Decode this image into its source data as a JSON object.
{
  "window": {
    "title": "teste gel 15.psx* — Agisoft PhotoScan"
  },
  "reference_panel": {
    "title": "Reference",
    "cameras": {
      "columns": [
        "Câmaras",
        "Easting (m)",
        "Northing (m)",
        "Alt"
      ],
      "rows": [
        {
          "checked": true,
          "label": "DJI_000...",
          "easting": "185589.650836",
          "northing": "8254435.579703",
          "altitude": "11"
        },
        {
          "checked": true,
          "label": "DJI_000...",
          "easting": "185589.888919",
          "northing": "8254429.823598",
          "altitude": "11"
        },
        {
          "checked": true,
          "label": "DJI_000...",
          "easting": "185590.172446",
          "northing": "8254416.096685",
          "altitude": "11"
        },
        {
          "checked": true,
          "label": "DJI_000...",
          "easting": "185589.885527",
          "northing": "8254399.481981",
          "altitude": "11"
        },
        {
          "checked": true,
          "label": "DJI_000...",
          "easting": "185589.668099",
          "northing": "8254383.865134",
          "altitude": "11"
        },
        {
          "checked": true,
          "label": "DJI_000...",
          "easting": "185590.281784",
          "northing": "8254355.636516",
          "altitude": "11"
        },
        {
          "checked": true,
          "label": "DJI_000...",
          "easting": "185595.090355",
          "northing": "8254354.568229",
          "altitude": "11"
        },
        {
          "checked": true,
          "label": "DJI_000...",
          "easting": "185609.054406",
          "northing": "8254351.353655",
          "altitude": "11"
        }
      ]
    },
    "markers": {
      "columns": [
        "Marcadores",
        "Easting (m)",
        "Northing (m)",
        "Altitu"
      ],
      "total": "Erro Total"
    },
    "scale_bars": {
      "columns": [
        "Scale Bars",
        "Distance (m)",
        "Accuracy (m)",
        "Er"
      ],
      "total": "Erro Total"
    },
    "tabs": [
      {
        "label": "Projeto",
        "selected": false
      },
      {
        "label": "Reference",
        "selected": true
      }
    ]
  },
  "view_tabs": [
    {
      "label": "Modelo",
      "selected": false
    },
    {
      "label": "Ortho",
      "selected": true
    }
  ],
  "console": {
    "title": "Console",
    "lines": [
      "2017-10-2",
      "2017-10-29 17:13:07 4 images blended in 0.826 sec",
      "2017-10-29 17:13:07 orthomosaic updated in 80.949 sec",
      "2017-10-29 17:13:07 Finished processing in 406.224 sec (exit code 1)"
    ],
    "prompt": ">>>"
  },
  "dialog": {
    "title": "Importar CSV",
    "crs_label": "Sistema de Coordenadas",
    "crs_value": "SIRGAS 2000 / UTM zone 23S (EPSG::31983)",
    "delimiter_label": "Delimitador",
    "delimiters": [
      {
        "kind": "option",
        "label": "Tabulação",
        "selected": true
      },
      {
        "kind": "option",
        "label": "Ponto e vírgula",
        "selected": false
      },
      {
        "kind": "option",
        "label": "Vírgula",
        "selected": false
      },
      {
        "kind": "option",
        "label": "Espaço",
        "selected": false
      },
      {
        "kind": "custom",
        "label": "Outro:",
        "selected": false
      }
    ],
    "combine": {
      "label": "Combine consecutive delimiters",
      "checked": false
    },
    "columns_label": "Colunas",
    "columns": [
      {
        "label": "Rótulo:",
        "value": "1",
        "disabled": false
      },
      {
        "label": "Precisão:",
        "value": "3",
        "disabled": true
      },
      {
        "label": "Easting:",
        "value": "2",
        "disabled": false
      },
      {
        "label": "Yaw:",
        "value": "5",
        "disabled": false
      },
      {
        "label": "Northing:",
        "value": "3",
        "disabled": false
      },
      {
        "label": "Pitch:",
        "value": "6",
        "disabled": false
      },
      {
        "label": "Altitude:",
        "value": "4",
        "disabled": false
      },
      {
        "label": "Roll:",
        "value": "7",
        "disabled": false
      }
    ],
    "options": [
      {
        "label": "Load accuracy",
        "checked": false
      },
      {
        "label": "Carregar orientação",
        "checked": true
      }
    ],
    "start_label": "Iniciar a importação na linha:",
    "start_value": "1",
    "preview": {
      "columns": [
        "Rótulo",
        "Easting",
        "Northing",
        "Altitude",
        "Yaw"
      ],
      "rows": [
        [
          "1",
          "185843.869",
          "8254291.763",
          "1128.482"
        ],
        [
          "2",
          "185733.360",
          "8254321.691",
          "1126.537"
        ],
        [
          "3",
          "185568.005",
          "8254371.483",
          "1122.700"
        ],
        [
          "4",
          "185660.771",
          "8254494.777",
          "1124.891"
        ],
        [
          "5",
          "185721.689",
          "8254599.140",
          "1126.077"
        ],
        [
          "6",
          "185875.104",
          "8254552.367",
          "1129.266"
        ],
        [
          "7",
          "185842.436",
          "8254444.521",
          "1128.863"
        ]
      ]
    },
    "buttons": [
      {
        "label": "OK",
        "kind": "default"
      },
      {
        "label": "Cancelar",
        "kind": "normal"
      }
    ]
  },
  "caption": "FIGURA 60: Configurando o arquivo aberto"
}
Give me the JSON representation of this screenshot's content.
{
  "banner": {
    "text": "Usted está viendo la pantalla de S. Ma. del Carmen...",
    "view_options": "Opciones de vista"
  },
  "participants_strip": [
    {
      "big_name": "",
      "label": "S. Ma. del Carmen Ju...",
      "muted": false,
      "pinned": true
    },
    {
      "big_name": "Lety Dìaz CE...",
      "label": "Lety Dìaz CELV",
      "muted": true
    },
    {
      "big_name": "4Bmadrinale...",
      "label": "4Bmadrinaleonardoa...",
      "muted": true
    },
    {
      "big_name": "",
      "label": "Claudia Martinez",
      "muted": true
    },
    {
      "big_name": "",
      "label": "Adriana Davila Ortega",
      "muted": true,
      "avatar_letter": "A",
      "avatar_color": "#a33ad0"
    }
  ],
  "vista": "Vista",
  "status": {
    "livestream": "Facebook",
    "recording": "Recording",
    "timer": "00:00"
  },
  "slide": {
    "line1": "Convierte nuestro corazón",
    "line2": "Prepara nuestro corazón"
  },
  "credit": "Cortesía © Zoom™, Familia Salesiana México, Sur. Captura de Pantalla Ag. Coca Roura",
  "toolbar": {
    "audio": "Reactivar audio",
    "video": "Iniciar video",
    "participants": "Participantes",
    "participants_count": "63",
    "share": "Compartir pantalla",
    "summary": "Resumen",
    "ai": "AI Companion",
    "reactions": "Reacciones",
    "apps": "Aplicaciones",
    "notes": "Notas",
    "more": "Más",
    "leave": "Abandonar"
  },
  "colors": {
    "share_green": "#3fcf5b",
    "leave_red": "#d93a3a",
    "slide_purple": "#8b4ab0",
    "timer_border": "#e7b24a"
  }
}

--

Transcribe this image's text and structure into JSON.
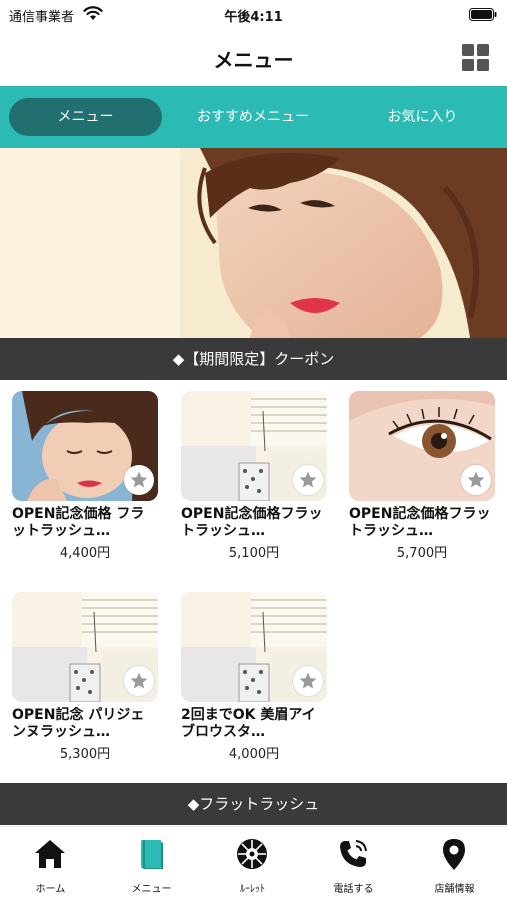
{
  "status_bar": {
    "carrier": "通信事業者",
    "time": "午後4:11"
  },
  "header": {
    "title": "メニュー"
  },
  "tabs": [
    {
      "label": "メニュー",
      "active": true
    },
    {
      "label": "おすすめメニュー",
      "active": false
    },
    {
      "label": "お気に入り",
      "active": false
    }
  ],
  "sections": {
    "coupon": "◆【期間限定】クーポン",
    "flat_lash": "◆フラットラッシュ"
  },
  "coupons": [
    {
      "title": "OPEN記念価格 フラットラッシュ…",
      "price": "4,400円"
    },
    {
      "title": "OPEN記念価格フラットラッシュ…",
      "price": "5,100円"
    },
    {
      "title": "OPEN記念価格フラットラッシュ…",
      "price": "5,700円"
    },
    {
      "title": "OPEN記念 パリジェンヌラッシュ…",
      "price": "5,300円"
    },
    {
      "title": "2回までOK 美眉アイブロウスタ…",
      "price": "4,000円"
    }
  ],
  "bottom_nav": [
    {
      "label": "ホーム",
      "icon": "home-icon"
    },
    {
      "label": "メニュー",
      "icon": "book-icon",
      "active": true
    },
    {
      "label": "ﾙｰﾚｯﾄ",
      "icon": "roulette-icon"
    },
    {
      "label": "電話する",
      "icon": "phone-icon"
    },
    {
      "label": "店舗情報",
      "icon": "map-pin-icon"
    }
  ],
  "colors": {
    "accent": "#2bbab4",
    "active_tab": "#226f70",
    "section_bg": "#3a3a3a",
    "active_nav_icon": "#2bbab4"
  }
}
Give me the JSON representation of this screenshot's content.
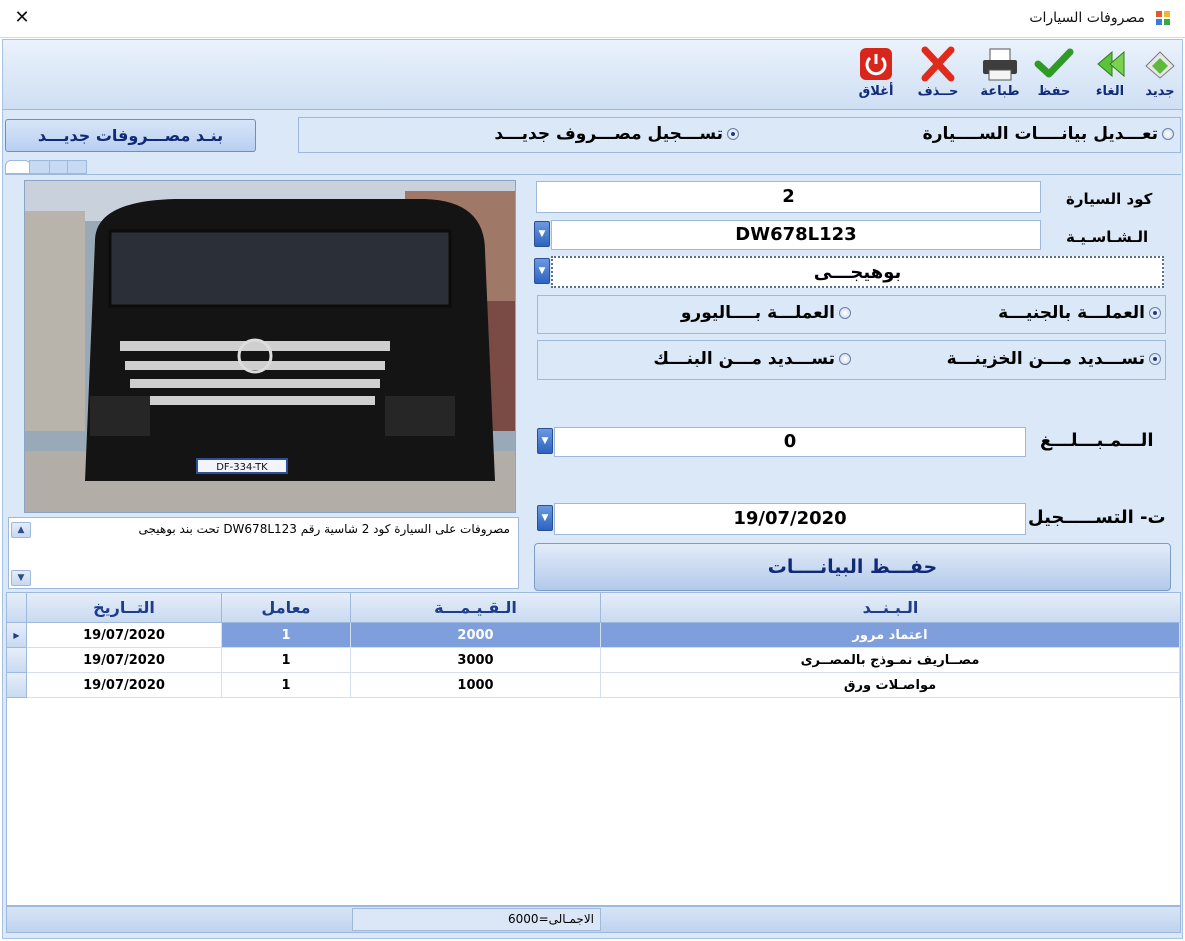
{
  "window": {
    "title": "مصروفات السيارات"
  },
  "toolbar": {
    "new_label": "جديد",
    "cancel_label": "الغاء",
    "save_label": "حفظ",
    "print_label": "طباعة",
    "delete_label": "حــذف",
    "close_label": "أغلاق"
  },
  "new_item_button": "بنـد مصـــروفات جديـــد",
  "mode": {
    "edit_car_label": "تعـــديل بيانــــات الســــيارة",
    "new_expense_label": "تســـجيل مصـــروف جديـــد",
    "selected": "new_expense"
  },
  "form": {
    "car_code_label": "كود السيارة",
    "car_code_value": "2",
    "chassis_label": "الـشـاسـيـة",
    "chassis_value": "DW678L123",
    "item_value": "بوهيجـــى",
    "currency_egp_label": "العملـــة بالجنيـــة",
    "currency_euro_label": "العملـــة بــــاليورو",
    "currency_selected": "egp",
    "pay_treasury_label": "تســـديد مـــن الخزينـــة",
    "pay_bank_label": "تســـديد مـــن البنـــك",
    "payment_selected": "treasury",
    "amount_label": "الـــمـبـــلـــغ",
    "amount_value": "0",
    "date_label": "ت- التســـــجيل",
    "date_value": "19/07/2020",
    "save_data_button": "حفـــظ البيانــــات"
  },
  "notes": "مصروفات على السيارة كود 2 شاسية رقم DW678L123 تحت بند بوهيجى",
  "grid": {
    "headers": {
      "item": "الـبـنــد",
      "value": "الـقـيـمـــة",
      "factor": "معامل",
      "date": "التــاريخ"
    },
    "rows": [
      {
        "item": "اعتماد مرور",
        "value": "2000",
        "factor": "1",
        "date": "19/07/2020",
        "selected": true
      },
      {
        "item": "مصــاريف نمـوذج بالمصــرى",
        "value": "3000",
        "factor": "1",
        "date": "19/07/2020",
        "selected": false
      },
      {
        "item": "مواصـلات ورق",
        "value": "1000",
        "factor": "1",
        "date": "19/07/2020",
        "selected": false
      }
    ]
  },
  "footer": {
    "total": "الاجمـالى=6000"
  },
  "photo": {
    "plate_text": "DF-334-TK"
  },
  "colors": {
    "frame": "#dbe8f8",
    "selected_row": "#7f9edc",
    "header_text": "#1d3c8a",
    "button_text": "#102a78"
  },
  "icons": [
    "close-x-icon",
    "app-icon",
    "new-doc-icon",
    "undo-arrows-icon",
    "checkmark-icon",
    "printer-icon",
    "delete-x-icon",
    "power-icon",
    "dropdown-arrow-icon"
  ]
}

* * *

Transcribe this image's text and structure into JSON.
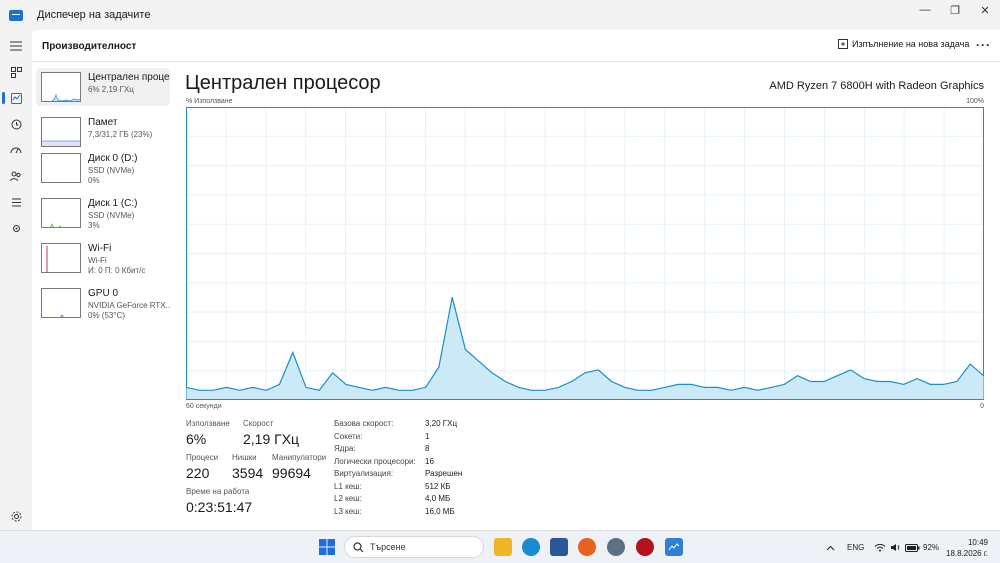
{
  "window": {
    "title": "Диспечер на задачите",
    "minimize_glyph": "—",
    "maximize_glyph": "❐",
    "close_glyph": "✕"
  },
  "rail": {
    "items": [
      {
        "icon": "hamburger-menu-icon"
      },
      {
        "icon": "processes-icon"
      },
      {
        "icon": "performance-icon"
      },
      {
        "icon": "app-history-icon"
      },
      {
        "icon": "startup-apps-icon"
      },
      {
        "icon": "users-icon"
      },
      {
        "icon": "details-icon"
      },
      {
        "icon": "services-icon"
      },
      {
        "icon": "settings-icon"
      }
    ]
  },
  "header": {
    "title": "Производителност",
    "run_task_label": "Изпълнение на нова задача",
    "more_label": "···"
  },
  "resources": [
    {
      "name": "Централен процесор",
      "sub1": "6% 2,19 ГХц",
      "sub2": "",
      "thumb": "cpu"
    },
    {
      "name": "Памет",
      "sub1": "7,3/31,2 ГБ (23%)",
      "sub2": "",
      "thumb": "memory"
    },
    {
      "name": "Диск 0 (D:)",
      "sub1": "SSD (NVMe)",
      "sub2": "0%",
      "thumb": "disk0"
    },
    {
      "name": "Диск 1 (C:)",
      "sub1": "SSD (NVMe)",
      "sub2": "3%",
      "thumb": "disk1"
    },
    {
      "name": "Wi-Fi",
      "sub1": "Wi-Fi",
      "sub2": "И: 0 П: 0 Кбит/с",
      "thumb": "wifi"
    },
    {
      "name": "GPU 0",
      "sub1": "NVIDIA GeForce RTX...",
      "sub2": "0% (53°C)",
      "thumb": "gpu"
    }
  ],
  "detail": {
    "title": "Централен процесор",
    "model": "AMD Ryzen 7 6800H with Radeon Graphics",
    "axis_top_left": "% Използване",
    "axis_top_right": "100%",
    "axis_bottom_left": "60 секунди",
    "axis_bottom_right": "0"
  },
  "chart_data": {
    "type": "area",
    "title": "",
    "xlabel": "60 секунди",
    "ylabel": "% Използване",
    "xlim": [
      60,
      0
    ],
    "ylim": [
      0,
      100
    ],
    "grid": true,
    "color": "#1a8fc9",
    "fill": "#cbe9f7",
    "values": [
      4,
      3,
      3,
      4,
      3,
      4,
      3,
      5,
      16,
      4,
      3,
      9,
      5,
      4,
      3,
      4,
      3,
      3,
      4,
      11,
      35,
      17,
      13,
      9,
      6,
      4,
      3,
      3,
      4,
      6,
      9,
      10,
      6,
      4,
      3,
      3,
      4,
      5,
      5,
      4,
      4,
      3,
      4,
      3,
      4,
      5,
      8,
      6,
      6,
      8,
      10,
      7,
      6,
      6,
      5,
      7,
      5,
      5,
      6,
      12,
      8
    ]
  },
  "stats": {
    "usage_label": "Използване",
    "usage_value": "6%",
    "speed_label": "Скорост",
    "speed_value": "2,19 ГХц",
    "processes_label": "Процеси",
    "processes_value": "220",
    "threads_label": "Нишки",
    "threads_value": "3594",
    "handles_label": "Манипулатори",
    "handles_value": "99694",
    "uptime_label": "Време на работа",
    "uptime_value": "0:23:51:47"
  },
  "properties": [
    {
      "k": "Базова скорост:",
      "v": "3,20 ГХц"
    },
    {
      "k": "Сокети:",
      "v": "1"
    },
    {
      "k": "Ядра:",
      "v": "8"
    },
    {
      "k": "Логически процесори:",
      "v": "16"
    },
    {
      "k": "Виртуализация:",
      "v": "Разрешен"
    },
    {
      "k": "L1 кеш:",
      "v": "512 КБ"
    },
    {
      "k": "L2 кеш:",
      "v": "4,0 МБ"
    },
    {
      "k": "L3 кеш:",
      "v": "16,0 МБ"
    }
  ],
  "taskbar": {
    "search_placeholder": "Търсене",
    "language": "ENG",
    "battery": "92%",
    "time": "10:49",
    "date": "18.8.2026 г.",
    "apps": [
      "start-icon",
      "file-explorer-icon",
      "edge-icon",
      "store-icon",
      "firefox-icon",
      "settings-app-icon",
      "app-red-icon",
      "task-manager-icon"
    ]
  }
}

To do
Look through the entries above and report the number of lines that contain "تســـديد". Write only the number.

Solved exercise
2